SHORT TASK
Gather all lines containing the string "type" and copy them out.

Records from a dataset
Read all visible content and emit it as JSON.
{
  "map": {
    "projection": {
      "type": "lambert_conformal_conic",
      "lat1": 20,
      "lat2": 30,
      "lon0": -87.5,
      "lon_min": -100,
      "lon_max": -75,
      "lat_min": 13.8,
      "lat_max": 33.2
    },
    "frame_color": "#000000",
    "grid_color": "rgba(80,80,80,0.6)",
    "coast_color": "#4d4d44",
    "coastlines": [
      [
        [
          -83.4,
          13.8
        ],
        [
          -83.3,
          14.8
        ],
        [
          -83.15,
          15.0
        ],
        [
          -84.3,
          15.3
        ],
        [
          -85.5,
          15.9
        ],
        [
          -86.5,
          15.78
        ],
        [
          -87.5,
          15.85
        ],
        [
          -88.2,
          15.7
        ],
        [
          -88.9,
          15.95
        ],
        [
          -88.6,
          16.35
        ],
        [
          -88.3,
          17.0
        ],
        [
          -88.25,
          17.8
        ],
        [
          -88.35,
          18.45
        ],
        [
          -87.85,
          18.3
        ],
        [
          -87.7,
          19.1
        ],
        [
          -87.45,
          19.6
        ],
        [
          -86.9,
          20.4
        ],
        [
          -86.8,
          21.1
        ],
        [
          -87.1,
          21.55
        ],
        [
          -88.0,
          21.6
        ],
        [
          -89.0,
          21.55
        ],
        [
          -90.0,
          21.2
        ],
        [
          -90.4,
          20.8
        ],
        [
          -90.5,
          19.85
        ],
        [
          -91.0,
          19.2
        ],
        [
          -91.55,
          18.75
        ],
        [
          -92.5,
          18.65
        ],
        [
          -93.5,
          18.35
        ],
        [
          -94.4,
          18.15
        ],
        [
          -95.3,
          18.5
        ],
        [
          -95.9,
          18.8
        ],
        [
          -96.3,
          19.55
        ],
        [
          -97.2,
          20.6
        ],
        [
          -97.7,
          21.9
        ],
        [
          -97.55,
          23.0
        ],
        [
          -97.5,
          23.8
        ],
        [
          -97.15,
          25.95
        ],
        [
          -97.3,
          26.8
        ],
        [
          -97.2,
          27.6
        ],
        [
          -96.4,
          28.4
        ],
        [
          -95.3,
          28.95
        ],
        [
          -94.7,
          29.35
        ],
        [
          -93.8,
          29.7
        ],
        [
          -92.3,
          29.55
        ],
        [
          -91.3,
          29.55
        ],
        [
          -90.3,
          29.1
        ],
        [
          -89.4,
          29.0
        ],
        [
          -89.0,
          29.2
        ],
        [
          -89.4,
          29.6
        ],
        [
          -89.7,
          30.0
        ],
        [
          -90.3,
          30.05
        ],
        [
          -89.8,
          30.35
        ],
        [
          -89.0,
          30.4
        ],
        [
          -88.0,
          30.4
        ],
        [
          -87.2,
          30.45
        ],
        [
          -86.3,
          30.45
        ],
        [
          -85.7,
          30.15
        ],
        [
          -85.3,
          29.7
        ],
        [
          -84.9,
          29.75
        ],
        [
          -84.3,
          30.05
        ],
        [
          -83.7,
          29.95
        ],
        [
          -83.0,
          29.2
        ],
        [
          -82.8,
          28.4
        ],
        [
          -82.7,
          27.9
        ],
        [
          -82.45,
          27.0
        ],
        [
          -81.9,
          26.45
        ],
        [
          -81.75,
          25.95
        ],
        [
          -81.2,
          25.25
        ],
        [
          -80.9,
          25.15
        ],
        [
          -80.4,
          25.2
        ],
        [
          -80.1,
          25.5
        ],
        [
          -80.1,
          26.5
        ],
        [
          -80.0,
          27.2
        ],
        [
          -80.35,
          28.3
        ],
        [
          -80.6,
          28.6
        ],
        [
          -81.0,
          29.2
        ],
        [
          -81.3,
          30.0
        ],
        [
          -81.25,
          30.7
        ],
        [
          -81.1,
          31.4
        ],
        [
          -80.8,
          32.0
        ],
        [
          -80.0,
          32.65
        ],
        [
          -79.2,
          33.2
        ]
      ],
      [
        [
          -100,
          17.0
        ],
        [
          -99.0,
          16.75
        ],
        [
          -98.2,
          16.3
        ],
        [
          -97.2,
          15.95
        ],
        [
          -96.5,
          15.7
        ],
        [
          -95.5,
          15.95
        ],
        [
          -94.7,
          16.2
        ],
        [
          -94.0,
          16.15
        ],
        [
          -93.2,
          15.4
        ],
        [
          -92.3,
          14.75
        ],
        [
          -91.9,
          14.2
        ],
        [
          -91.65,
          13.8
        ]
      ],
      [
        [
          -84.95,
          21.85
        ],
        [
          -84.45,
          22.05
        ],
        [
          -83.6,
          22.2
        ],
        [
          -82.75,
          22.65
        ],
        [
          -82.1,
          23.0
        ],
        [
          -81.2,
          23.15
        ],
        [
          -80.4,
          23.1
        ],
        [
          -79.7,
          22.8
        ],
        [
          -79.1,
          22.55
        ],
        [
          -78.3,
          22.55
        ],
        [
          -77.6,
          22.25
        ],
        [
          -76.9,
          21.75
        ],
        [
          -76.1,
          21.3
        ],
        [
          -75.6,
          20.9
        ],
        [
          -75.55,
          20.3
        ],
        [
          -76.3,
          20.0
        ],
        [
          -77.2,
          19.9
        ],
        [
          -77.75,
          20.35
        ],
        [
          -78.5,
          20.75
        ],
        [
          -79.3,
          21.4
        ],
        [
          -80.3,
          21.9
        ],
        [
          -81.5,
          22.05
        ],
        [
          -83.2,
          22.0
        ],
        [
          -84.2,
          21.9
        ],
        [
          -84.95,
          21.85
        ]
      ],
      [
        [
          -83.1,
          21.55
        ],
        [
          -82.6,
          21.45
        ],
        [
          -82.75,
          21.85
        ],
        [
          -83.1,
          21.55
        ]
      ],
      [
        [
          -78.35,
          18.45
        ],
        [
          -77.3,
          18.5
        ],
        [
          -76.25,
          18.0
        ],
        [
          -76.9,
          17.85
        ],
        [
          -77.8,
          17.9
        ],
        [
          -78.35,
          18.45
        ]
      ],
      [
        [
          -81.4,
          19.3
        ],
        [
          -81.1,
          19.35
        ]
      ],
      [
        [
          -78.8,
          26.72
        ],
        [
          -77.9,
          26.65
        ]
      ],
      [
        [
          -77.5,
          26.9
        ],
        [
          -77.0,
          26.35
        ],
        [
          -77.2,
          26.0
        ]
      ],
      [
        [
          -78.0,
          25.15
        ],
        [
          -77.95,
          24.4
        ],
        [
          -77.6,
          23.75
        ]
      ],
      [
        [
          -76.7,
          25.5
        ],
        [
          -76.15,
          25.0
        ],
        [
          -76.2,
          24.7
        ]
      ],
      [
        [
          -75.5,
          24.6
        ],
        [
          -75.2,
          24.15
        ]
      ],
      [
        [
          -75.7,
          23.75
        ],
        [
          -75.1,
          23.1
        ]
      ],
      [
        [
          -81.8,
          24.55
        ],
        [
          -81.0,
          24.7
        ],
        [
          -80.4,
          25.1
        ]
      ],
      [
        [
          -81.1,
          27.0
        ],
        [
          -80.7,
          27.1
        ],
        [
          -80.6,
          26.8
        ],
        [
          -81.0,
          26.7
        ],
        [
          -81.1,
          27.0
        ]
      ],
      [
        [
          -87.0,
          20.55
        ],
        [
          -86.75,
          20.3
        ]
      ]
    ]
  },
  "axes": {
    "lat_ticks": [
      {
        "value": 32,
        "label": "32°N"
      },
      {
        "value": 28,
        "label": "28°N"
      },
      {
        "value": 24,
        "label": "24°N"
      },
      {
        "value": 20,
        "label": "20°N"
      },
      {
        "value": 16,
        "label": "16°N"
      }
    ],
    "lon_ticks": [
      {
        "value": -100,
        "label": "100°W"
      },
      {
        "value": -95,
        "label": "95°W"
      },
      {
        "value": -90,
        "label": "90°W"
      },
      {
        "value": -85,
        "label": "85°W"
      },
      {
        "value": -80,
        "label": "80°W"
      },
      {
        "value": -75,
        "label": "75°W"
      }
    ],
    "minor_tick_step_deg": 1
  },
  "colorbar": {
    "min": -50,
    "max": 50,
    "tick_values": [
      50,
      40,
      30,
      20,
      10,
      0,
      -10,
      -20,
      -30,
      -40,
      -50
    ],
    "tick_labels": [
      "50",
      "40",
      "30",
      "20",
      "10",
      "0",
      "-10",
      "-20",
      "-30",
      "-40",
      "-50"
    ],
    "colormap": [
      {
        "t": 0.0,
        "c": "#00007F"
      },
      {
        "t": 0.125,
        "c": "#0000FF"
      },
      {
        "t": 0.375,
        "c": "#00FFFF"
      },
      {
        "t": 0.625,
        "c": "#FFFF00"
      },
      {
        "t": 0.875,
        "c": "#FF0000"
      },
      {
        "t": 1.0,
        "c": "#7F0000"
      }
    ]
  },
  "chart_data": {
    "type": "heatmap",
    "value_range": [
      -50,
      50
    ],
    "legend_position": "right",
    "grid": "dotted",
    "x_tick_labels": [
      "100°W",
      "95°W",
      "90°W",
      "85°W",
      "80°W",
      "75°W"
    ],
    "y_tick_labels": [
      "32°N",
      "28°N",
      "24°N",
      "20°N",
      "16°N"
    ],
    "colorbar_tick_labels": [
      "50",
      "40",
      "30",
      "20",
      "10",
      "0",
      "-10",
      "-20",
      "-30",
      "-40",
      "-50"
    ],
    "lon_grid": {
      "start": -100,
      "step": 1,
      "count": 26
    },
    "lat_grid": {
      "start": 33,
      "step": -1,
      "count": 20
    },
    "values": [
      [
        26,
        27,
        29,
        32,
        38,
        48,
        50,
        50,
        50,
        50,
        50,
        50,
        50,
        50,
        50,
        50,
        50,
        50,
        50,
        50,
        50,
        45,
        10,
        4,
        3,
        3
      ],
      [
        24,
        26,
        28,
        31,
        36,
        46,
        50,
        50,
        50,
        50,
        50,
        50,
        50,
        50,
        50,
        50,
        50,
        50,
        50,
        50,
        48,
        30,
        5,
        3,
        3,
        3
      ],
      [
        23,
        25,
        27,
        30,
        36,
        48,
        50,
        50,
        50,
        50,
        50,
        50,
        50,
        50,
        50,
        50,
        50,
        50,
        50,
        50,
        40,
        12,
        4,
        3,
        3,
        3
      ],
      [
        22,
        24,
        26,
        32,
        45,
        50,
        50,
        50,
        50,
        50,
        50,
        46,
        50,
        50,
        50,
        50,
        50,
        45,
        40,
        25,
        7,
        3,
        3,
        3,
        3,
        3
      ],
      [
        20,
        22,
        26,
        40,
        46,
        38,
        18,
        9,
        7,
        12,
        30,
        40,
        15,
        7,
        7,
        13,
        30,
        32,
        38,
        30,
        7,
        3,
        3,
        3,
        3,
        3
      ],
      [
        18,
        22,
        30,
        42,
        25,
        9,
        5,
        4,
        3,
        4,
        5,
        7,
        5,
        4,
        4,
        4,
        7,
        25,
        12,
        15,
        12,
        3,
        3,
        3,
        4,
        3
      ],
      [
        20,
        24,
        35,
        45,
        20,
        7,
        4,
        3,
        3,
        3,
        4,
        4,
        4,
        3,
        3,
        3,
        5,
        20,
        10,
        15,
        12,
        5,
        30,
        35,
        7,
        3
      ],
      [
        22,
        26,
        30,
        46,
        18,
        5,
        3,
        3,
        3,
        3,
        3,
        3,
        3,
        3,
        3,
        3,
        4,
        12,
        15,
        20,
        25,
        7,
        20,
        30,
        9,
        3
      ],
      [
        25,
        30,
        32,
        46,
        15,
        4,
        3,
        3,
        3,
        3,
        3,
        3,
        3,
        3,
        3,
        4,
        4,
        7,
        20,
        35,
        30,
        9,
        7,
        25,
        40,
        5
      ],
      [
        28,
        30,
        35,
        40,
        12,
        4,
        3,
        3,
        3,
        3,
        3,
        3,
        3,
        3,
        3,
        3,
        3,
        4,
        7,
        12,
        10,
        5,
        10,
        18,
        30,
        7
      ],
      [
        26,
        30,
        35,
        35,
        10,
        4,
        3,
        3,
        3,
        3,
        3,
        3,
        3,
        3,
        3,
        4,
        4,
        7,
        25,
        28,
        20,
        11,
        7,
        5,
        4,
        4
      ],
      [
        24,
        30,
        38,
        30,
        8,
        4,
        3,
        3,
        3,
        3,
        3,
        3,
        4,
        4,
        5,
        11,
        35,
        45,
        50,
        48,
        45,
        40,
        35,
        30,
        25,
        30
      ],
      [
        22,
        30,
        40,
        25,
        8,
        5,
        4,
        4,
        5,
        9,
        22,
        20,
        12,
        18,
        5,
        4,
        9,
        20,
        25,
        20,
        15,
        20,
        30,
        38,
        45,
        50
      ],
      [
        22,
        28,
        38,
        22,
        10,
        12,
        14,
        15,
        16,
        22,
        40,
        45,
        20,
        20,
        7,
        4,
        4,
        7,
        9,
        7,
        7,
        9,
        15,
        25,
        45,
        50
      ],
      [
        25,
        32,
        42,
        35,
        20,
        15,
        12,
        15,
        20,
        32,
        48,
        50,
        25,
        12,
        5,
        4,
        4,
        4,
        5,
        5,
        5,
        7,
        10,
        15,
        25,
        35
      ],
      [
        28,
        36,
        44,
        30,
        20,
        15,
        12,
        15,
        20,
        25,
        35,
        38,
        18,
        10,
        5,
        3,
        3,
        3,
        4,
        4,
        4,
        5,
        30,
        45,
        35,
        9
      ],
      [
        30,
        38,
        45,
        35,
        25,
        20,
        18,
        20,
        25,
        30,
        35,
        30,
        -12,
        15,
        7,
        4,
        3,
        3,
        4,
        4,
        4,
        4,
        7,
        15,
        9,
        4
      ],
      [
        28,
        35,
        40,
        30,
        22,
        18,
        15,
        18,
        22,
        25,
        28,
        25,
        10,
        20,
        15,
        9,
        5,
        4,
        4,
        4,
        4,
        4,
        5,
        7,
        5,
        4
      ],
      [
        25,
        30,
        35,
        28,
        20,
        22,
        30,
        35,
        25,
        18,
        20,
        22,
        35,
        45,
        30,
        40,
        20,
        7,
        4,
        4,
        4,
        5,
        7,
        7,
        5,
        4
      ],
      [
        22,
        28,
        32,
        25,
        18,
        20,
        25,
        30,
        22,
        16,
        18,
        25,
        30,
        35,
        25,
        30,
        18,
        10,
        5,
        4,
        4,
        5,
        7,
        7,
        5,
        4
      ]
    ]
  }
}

PROBLEM SOLUTION
      "type": "lambert_conformal_conic",
    "type": "heatmap",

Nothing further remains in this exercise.